## Task to complete:
Exactly as they appear, output all of the records. Skip any images.

####################

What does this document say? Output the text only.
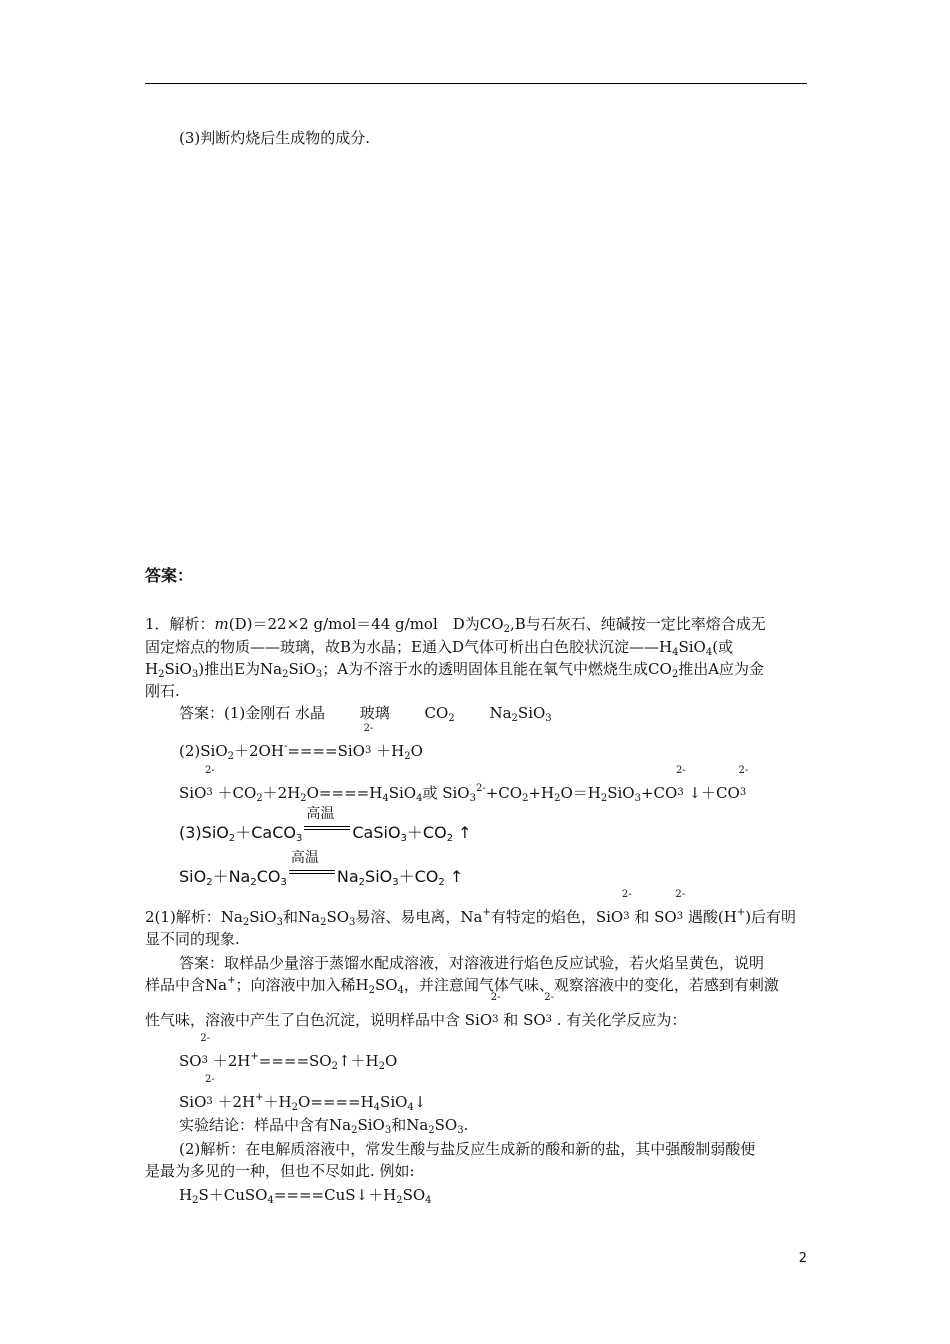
(3)判断灼烧后生成物的成分.
答案：
1．解析：m(D)＝22×2 g/mol＝44 g/mol　D为$CO_2,B$与石灰石、纯碱按一定比率熔合成无
固定熔点的物质——玻璃，故B为水晶；E通入D气体可析出白色胶状沉淀$——H_4SiO_4$(或
$H_2SiO_3$)推出E为$Na_2SiO_3$；A为不溶于水的透明固体且能在氧气中燃烧生成$CO_2$推出A应为金
刚石.
答案：(1)金刚石 水晶　　 玻璃　　 $CO_2$　　 $Na_2SiO_3$
(2)SiO$_2$＋2OH-====SiO$^3$
2-
$+H_2O$
SiO$^3$
2-
$+CO_2+2H_2O====H_4SiO_4$或 $SiO_3^{2-}+CO_2+H_2O=H_2SiO_3+CO^3$
2-
$↓+CO^3$
2-
(3)SiO$_2$＋CaCO$_3$
高温
$CaSiO_3+CO_2$ ↑
$SiO_2+Na_2CO_3$
高温
$Na_2SiO_3+CO_2$ ↑
2(1)解析：$Na_2SiO_3$和$Na_2SO_3$易溶、易电离，Na+有特定的焰色，SiO$^3$
2-
和 $SO^3$
2-
遇酸(H+)后有明
显不同的现象.
答案：取样品少量溶于蒸馏水配成溶液，对溶液进行焰色反应试验，若火焰呈黄色，说明
样品中含Na+；向溶液中加入稀$H_2SO_4$，并注意闻气体气味、观察溶液中的变化，若感到有刺激
性气味，溶液中产生了白色沉淀，说明样品中含 SiO$^3$
2-
和 $SO^3$
2-
. 有关化学反应为：
$SO^3$
2-
$+2H^+====SO_2↑+H_2O$
SiO$^3$
2-
$+2H^++H_2O====H_4SiO_4↓$
实验结论：样品中含有$Na_2SiO_3$和$Na_2SO_3$.
(2)解析：在电解质溶液中，常发生酸与盐反应生成新的酸和新的盐，其中强酸制弱酸便
是最为多见的一种，但也不尽如此. 例如:
$H_2S+CuSO_4====CuS↓+H_2SO_4$
2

####################

## Response to the task:
What does this document say? Output the text only.
(3)判断灼烧后生成物的成分.
答案：
1．解析：m(D)＝22×2 g/mol＝44 g/mol　D为$CO_2,B$与石灰石、纯碱按一定比率熔合成无
固定熔点的物质——玻璃，故B为水晶；E通入D气体可析出白色胶状沉淀$——H_4SiO_4$(或
$H_2SiO_3$)推出E为$Na_2SiO_3$；A为不溶于水的透明固体且能在氧气中燃烧生成$CO_2$推出A应为金
刚石.
答案：(1)金刚石 水晶　　 玻璃　　 $CO_2$　　 $Na_2SiO_3$
(2)SiO$_2$＋2OH-====SiO$^3$
2-
$+H_2O$
SiO$^3$
2-
$+CO_2+2H_2O====H_4SiO_4$或 $SiO_3^{2-}+CO_2+H_2O=H_2SiO_3+CO^3$
2-
$↓+CO^3$
2-
(3)SiO$_2$＋CaCO$_3$
高温
$CaSiO_3+CO_2$ ↑
$SiO_2+Na_2CO_3$
高温
$Na_2SiO_3+CO_2$ ↑
2(1)解析：$Na_2SiO_3$和$Na_2SO_3$易溶、易电离，Na+有特定的焰色，SiO$^3$
2-
和 $SO^3$
2-
遇酸(H+)后有明
显不同的现象.
答案：取样品少量溶于蒸馏水配成溶液，对溶液进行焰色反应试验，若火焰呈黄色，说明
样品中含Na+；向溶液中加入稀$H_2SO_4$，并注意闻气体气味、观察溶液中的变化，若感到有刺激
性气味，溶液中产生了白色沉淀，说明样品中含 SiO$^3$
2-
和 $SO^3$
2-
. 有关化学反应为：
$SO^3$
2-
$+2H^+====SO_2↑+H_2O$
SiO$^3$
2-
$+2H^++H_2O====H_4SiO_4↓$
实验结论：样品中含有$Na_2SiO_3$和$Na_2SO_3$.
(2)解析：在电解质溶液中，常发生酸与盐反应生成新的酸和新的盐，其中强酸制弱酸便
是最为多见的一种，但也不尽如此. 例如:
$H_2S+CuSO_4====CuS↓+H_2SO_4$
2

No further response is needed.